→ Task brief
Repeat the records below exactly, leaving out any pictures.
╭─ Records to use
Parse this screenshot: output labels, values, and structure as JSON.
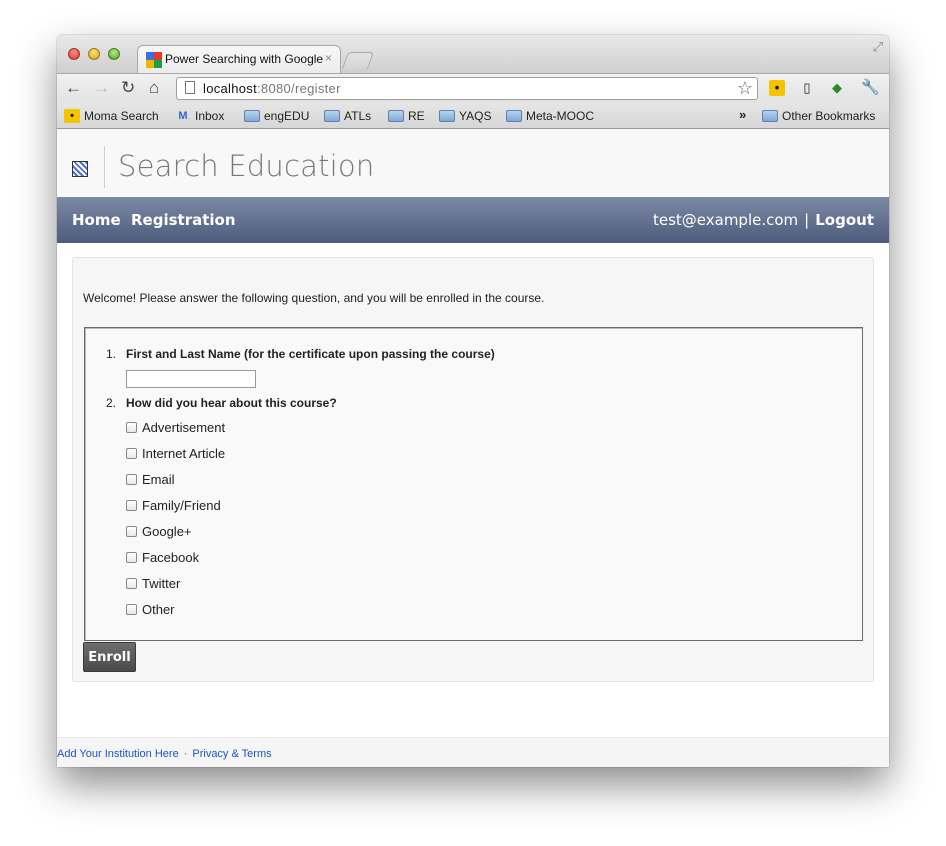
{
  "browser": {
    "tab_title": "Power Searching with Google",
    "tab_close": "×",
    "url_host": "localhost",
    "url_rest": ":8080/register",
    "star_icon": "☆"
  },
  "bookmarks": {
    "items": [
      {
        "label": "Moma Search",
        "icon": "moma-icon"
      },
      {
        "label": "Inbox",
        "icon": "gmail-icon"
      },
      {
        "label": "engEDU",
        "icon": "folder-icon"
      },
      {
        "label": "ATLs",
        "icon": "folder-icon"
      },
      {
        "label": "RE",
        "icon": "folder-icon"
      },
      {
        "label": "YAQS",
        "icon": "folder-icon"
      },
      {
        "label": "Meta-MOOC",
        "icon": "folder-icon"
      }
    ],
    "chevron": "»",
    "other": "Other Bookmarks"
  },
  "site": {
    "title": "Search Education"
  },
  "nav": {
    "home": "Home",
    "registration": "Registration",
    "user_email": "test@example.com",
    "separator": "|",
    "logout": "Logout"
  },
  "form": {
    "welcome": "Welcome! Please answer the following question, and you will be enrolled in the course.",
    "q1_num": "1.",
    "q1_label": "First and Last Name (for the certificate upon passing the course)",
    "q1_value": "",
    "q2_num": "2.",
    "q2_label": "How did you hear about this course?",
    "options": [
      "Advertisement",
      "Internet Article",
      "Email",
      "Family/Friend",
      "Google+",
      "Facebook",
      "Twitter",
      "Other"
    ],
    "enroll_label": "Enroll"
  },
  "footer": {
    "institution": "Add Your Institution Here",
    "dot": "·",
    "privacy": "Privacy & Terms"
  },
  "colors": {
    "navbar": "#5f6d8c",
    "link": "#1a56c4"
  }
}
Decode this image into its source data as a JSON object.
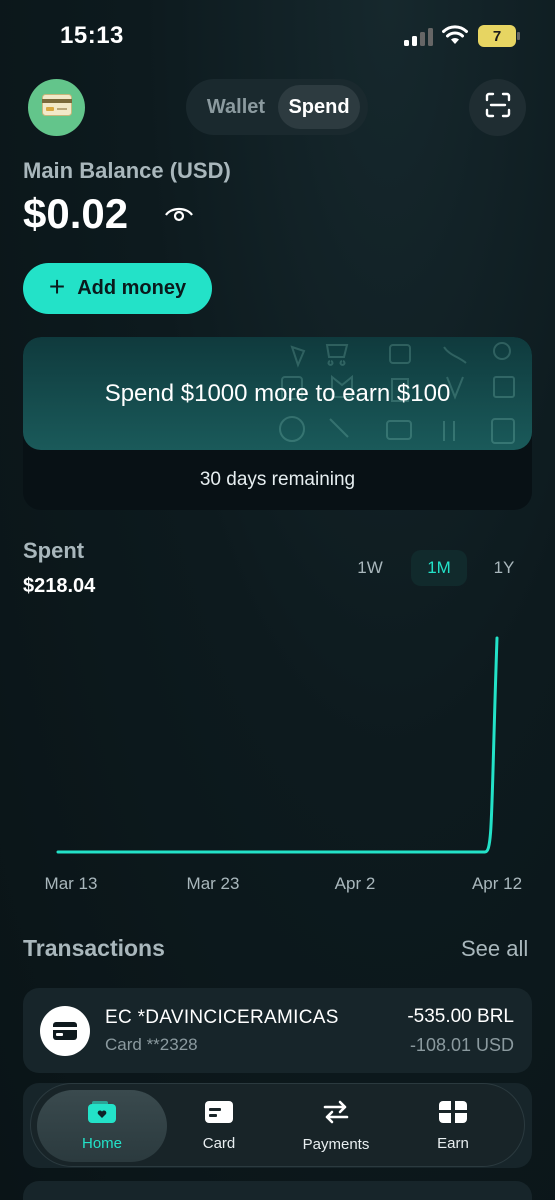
{
  "status": {
    "time": "15:13",
    "battery": "7"
  },
  "header": {
    "avatar_icon": "credit-card-icon",
    "tabs": [
      {
        "label": "Wallet",
        "active": false
      },
      {
        "label": "Spend",
        "active": true
      }
    ],
    "scan_icon": "scan-icon"
  },
  "balance": {
    "label": "Main Balance (USD)",
    "amount": "$0.02",
    "visibility_icon": "eye-icon"
  },
  "add_money": {
    "label": "Add money"
  },
  "promo": {
    "text": "Spend $1000 more to earn $100",
    "remaining": "30 days remaining"
  },
  "spent": {
    "title": "Spent",
    "amount": "$218.04",
    "periods": [
      {
        "label": "1W",
        "active": false
      },
      {
        "label": "1M",
        "active": true
      },
      {
        "label": "1Y",
        "active": false
      }
    ]
  },
  "chart_data": {
    "type": "line",
    "x_ticks": [
      "Mar 13",
      "Mar 23",
      "Apr 2",
      "Apr 12"
    ],
    "x": [
      "Mar 13",
      "Mar 23",
      "Apr 2",
      "Apr 10",
      "Apr 11",
      "Apr 12"
    ],
    "y": [
      0,
      0,
      0,
      0,
      0,
      218.04
    ],
    "ylim": [
      0,
      218.04
    ],
    "color": "#23e2c8"
  },
  "transactions": {
    "title": "Transactions",
    "see_all": "See all",
    "items": [
      {
        "merchant": "EC *DAVINCICERAMICAS",
        "card": "Card **2328",
        "amount_local": "-535.00 BRL",
        "amount_usd": "-108.01 USD",
        "icon": "wallet-card-icon"
      }
    ]
  },
  "nav": {
    "items": [
      {
        "label": "Home",
        "icon": "home-wallet-icon",
        "active": true
      },
      {
        "label": "Card",
        "icon": "card-icon",
        "active": false
      },
      {
        "label": "Payments",
        "icon": "transfer-arrows-icon",
        "active": false
      },
      {
        "label": "Earn",
        "icon": "gift-icon",
        "active": false
      }
    ]
  }
}
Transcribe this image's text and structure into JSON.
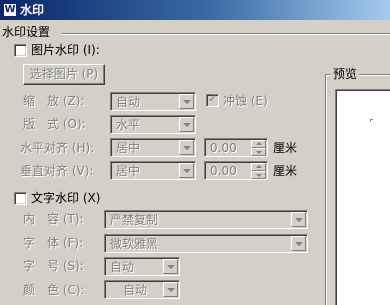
{
  "window": {
    "title": "水印",
    "icon": "app-w-icon"
  },
  "section": {
    "title": "水印设置"
  },
  "picture_watermark": {
    "checkbox_label": "图片水印 (I):",
    "checked": false,
    "select_picture_button": "选择图片 (P)",
    "scale_label": "缩　放 (Z):",
    "scale_value": "自动",
    "washout_label": "冲蚀 (E)",
    "washout_checked": true,
    "layout_label": "版　式 (O):",
    "layout_value": "水平",
    "h_align_label": "水平对齐 (H):",
    "h_align_value": "居中",
    "h_offset_value": "0.00",
    "h_unit": "厘米",
    "v_align_label": "垂直对齐 (V):",
    "v_align_value": "居中",
    "v_offset_value": "0.00",
    "v_unit": "厘米"
  },
  "text_watermark": {
    "checkbox_label": "文字水印 (X)",
    "checked": false,
    "content_label": "内　容 (T):",
    "content_value": "严禁复制",
    "font_label": "字　体 (F):",
    "font_value": "微软雅黑",
    "size_label": "字　号 (S):",
    "size_value": "自动",
    "color_label": "颜　色 (C):",
    "color_value": "自动"
  },
  "preview": {
    "title": "预览"
  },
  "colors": {
    "dialog_bg": "#d4d0c8",
    "titlebar_start": "#0a246a",
    "titlebar_end": "#a6caf0",
    "disabled_text": "#808080"
  }
}
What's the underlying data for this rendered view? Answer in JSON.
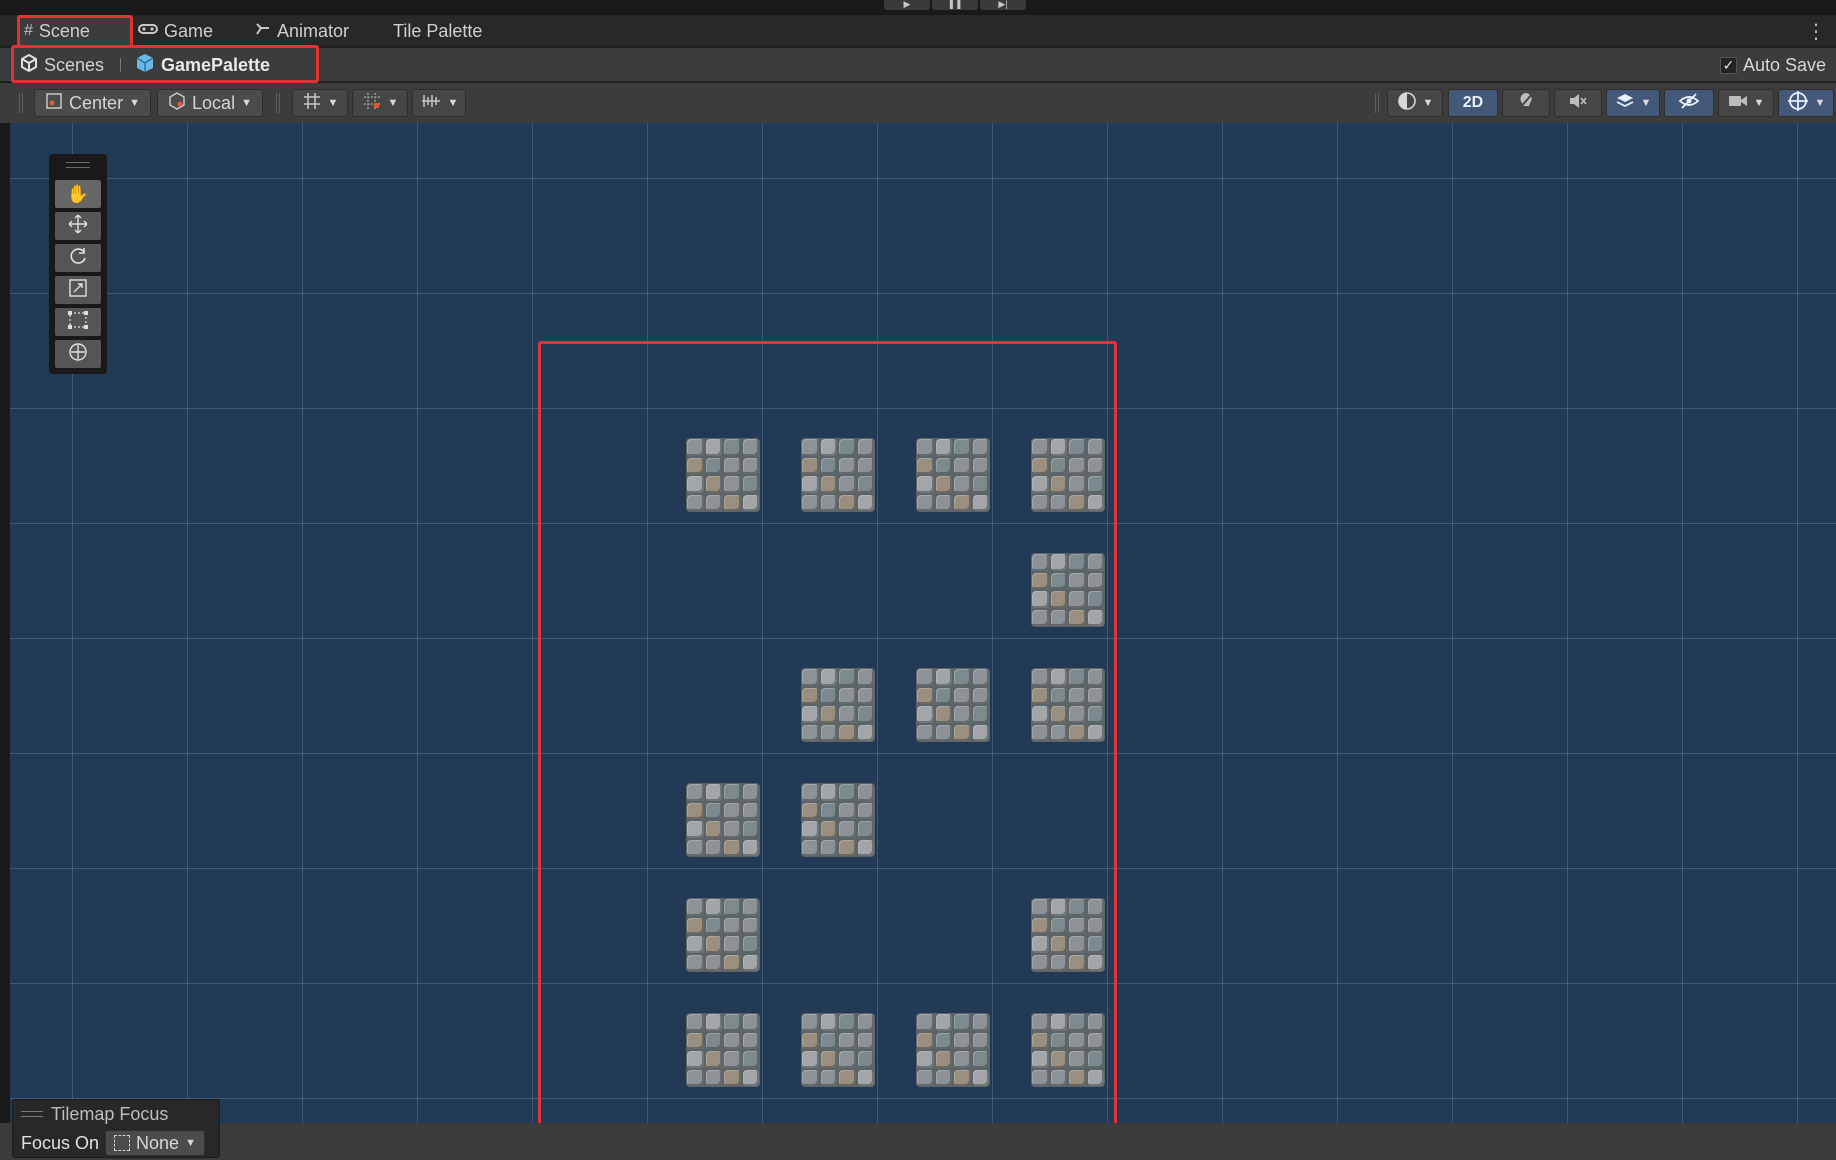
{
  "tabs": [
    {
      "label": "Scene",
      "icon": "grid-icon",
      "active": true
    },
    {
      "label": "Game",
      "icon": "gamepad-icon",
      "active": false
    },
    {
      "label": "Animator",
      "icon": "animator-icon",
      "active": false
    },
    {
      "label": "Tile Palette",
      "icon": "",
      "active": false
    }
  ],
  "breadcrumb": {
    "root": "Scenes",
    "current": "GamePalette"
  },
  "autosave": {
    "label": "Auto Save",
    "checked": true
  },
  "toolbar": {
    "pivot_label": "Center",
    "space_label": "Local",
    "mode_2d_label": "2D"
  },
  "tools": [
    "hand-tool",
    "move-tool",
    "rotate-tool",
    "scale-tool",
    "rect-tool",
    "transform-tool"
  ],
  "tiles": [
    [
      true,
      true,
      true,
      true
    ],
    [
      false,
      false,
      false,
      true
    ],
    [
      false,
      true,
      true,
      true
    ],
    [
      true,
      true,
      false,
      false
    ],
    [
      true,
      false,
      false,
      true
    ],
    [
      true,
      true,
      true,
      true
    ]
  ],
  "tilemap_focus": {
    "title": "Tilemap Focus",
    "focus_on_label": "Focus On",
    "value": "None"
  },
  "colors": {
    "scene_bg": "#223a55",
    "highlight": "#e03333",
    "accent_2d": "#44597a"
  }
}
╰─
→ Result of this task
Parse this screenshot: output labels, values, and structure as JSON.
{
  "browser": {
    "tab_title": "Power Searching with Google",
    "tab_close": "×",
    "url_host": "localhost",
    "url_rest": ":8080/register",
    "star_icon": "☆"
  },
  "bookmarks": {
    "items": [
      {
        "label": "Moma Search",
        "icon": "moma-icon"
      },
      {
        "label": "Inbox",
        "icon": "gmail-icon"
      },
      {
        "label": "engEDU",
        "icon": "folder-icon"
      },
      {
        "label": "ATLs",
        "icon": "folder-icon"
      },
      {
        "label": "RE",
        "icon": "folder-icon"
      },
      {
        "label": "YAQS",
        "icon": "folder-icon"
      },
      {
        "label": "Meta-MOOC",
        "icon": "folder-icon"
      }
    ],
    "chevron": "»",
    "other": "Other Bookmarks"
  },
  "site": {
    "title": "Search Education"
  },
  "nav": {
    "home": "Home",
    "registration": "Registration",
    "user_email": "test@example.com",
    "separator": "|",
    "logout": "Logout"
  },
  "form": {
    "welcome": "Welcome! Please answer the following question, and you will be enrolled in the course.",
    "q1_num": "1.",
    "q1_label": "First and Last Name (for the certificate upon passing the course)",
    "q1_value": "",
    "q2_num": "2.",
    "q2_label": "How did you hear about this course?",
    "options": [
      "Advertisement",
      "Internet Article",
      "Email",
      "Family/Friend",
      "Google+",
      "Facebook",
      "Twitter",
      "Other"
    ],
    "enroll_label": "Enroll"
  },
  "footer": {
    "institution": "Add Your Institution Here",
    "dot": "·",
    "privacy": "Privacy & Terms"
  },
  "colors": {
    "navbar": "#5f6d8c",
    "link": "#1a56c4"
  }
}
Decode this image into its source data as a JSON object.
{
  "status": {
    "time": "15:13",
    "battery": "7"
  },
  "header": {
    "avatar_icon": "credit-card-icon",
    "tabs": [
      {
        "label": "Wallet",
        "active": false
      },
      {
        "label": "Spend",
        "active": true
      }
    ],
    "scan_icon": "scan-icon"
  },
  "balance": {
    "label": "Main Balance (USD)",
    "amount": "$0.02",
    "visibility_icon": "eye-icon"
  },
  "add_money": {
    "label": "Add money"
  },
  "promo": {
    "text": "Spend $1000 more to earn $100",
    "remaining": "30 days remaining"
  },
  "spent": {
    "title": "Spent",
    "amount": "$218.04",
    "periods": [
      {
        "label": "1W",
        "active": false
      },
      {
        "label": "1M",
        "active": true
      },
      {
        "label": "1Y",
        "active": false
      }
    ]
  },
  "chart_data": {
    "type": "line",
    "x_ticks": [
      "Mar 13",
      "Mar 23",
      "Apr 2",
      "Apr 12"
    ],
    "x": [
      "Mar 13",
      "Mar 23",
      "Apr 2",
      "Apr 10",
      "Apr 11",
      "Apr 12"
    ],
    "y": [
      0,
      0,
      0,
      0,
      0,
      218.04
    ],
    "ylim": [
      0,
      218.04
    ],
    "color": "#23e2c8"
  },
  "transactions": {
    "title": "Transactions",
    "see_all": "See all",
    "items": [
      {
        "merchant": "EC *DAVINCICERAMICAS",
        "card": "Card **2328",
        "amount_local": "-535.00 BRL",
        "amount_usd": "-108.01 USD",
        "icon": "wallet-card-icon"
      }
    ]
  },
  "nav": {
    "items": [
      {
        "label": "Home",
        "icon": "home-wallet-icon",
        "active": true
      },
      {
        "label": "Card",
        "icon": "card-icon",
        "active": false
      },
      {
        "label": "Payments",
        "icon": "transfer-arrows-icon",
        "active": false
      },
      {
        "label": "Earn",
        "icon": "gift-icon",
        "active": false
      }
    ]
  }
}
Transcribe this image's text and structure into JSON.
{
  "window": {
    "title": "水印",
    "icon": "app-w-icon"
  },
  "section": {
    "title": "水印设置"
  },
  "picture_watermark": {
    "checkbox_label": "图片水印 (I):",
    "checked": false,
    "select_picture_button": "选择图片 (P)",
    "scale_label": "缩　放 (Z):",
    "scale_value": "自动",
    "washout_label": "冲蚀 (E)",
    "washout_checked": true,
    "layout_label": "版　式 (O):",
    "layout_value": "水平",
    "h_align_label": "水平对齐 (H):",
    "h_align_value": "居中",
    "h_offset_value": "0.00",
    "h_unit": "厘米",
    "v_align_label": "垂直对齐 (V):",
    "v_align_value": "居中",
    "v_offset_value": "0.00",
    "v_unit": "厘米"
  },
  "text_watermark": {
    "checkbox_label": "文字水印 (X)",
    "checked": false,
    "content_label": "内　容 (T):",
    "content_value": "严禁复制",
    "font_label": "字　体 (F):",
    "font_value": "微软雅黑",
    "size_label": "字　号 (S):",
    "size_value": "自动",
    "color_label": "颜　色 (C):",
    "color_value": "自动"
  },
  "preview": {
    "title": "预览"
  },
  "colors": {
    "dialog_bg": "#d4d0c8",
    "titlebar_start": "#0a246a",
    "titlebar_end": "#a6caf0",
    "disabled_text": "#808080"
  }
}
What's the underlying data for this rendered view? Answer in JSON.
{
  "tabs": [
    {
      "label": "Scene",
      "icon": "grid-icon",
      "active": true
    },
    {
      "label": "Game",
      "icon": "gamepad-icon",
      "active": false
    },
    {
      "label": "Animator",
      "icon": "animator-icon",
      "active": false
    },
    {
      "label": "Tile Palette",
      "icon": "",
      "active": false
    }
  ],
  "breadcrumb": {
    "root": "Scenes",
    "current": "GamePalette"
  },
  "autosave": {
    "label": "Auto Save",
    "checked": true
  },
  "toolbar": {
    "pivot_label": "Center",
    "space_label": "Local",
    "mode_2d_label": "2D"
  },
  "tools": [
    "hand-tool",
    "move-tool",
    "rotate-tool",
    "scale-tool",
    "rect-tool",
    "transform-tool"
  ],
  "tiles": [
    [
      true,
      true,
      true,
      true
    ],
    [
      false,
      false,
      false,
      true
    ],
    [
      false,
      true,
      true,
      true
    ],
    [
      true,
      true,
      false,
      false
    ],
    [
      true,
      false,
      false,
      true
    ],
    [
      true,
      true,
      true,
      true
    ]
  ],
  "tilemap_focus": {
    "title": "Tilemap Focus",
    "focus_on_label": "Focus On",
    "value": "None"
  },
  "colors": {
    "scene_bg": "#223a55",
    "highlight": "#e03333",
    "accent_2d": "#44597a"
  }
}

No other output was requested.